PROBLEM DESCRIPTION: Identify and pull out each line of the entries in which "xlabel" occurs.

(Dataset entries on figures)
# # # # # # #
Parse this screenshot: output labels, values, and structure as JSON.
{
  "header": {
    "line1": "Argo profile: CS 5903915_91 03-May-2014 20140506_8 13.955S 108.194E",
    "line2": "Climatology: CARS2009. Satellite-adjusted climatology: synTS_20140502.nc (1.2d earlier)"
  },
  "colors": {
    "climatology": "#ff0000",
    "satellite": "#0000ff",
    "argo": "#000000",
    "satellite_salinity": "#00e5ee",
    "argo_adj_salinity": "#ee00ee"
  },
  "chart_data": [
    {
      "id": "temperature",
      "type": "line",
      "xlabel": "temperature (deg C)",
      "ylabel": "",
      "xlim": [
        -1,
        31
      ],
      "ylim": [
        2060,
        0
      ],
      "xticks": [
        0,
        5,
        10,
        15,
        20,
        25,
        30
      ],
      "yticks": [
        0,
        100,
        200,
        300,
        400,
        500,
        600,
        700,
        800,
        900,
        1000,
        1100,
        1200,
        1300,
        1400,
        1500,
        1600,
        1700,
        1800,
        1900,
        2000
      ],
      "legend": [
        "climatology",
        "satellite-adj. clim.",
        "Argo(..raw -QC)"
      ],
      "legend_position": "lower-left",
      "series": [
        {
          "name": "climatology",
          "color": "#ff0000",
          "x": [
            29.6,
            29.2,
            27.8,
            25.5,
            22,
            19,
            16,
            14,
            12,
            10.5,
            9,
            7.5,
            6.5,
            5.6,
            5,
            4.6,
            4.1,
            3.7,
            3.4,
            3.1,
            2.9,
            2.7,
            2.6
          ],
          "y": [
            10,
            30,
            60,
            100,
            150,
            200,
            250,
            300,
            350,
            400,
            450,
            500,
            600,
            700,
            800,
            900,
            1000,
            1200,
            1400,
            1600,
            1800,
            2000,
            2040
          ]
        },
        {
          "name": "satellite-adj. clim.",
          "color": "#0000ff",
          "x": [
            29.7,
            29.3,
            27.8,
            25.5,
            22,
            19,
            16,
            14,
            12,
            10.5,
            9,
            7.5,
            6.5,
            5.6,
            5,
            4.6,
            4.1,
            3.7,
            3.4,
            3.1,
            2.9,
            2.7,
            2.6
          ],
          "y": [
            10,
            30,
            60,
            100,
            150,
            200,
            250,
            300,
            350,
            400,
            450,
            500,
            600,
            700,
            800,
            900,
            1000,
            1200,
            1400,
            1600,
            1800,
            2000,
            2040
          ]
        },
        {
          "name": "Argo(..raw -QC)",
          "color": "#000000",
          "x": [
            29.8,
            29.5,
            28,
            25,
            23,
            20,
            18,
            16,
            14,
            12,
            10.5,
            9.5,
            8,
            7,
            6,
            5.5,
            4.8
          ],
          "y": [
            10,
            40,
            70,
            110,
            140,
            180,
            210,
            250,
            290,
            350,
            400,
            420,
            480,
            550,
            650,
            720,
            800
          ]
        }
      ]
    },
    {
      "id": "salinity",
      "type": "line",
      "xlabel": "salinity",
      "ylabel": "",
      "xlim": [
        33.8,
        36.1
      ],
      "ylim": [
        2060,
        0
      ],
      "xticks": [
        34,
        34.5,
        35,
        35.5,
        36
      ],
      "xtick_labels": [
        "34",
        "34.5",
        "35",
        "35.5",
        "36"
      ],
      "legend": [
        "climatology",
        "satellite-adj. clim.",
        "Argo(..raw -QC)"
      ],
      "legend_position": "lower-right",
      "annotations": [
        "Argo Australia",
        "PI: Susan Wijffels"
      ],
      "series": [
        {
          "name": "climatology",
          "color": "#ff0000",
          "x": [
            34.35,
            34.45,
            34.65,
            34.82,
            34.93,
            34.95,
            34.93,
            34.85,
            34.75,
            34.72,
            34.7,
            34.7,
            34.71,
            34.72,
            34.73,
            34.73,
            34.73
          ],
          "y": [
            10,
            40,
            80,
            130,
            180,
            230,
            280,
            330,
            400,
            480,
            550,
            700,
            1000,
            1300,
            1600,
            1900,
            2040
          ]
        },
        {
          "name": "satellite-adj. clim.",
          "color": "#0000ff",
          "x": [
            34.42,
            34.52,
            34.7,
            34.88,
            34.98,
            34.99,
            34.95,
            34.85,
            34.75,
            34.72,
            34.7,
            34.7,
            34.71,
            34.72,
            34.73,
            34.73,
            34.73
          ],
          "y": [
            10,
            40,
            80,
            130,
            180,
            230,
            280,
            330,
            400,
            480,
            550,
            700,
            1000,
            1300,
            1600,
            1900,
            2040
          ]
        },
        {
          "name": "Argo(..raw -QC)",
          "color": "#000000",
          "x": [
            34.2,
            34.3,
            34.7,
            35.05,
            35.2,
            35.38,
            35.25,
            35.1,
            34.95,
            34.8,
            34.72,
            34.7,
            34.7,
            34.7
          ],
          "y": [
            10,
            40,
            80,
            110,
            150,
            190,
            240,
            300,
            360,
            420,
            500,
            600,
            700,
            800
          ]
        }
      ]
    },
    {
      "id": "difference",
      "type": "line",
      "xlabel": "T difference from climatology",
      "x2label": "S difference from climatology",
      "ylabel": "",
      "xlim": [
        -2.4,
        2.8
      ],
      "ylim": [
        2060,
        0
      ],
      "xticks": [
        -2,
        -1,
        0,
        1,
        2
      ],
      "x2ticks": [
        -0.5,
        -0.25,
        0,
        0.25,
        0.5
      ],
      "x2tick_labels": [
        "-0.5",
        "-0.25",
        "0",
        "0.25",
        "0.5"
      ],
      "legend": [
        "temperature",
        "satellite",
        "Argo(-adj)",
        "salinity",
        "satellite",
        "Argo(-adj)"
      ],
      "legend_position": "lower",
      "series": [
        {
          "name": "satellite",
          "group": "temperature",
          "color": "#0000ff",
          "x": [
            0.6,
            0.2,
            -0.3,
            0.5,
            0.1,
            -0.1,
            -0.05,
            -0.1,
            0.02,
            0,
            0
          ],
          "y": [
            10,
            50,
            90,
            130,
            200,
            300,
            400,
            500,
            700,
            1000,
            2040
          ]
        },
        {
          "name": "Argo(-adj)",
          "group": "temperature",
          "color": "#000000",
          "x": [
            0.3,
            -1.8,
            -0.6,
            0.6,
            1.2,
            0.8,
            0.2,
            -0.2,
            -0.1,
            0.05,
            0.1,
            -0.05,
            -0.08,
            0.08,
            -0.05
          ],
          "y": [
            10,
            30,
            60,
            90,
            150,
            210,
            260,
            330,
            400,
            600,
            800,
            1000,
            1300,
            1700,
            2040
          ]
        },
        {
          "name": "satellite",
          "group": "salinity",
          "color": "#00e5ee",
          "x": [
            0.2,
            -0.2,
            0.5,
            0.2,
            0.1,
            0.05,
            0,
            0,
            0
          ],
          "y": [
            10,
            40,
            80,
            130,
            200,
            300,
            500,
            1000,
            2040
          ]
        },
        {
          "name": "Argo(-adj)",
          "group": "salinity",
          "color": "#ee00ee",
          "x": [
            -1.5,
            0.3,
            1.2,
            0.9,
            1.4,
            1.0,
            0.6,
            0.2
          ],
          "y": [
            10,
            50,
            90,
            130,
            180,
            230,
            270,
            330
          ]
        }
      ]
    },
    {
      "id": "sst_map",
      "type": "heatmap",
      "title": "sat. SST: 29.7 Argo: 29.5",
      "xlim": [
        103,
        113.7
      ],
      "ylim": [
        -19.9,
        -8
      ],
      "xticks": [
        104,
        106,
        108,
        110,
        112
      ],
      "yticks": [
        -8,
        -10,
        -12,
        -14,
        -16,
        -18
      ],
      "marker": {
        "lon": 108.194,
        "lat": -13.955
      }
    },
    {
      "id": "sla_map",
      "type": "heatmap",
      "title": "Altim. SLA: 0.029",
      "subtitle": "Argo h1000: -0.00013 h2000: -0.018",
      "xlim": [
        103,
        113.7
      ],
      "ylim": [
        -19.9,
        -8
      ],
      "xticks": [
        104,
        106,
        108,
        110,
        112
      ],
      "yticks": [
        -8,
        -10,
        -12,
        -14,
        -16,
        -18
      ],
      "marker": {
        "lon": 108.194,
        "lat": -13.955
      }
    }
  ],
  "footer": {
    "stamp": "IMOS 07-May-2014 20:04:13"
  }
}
# # # # # # #
EXERCISE RESULT:
      "xlabel": "temperature (deg C)",
      "xlabel": "salinity",
      "xlabel": "T difference from climatology",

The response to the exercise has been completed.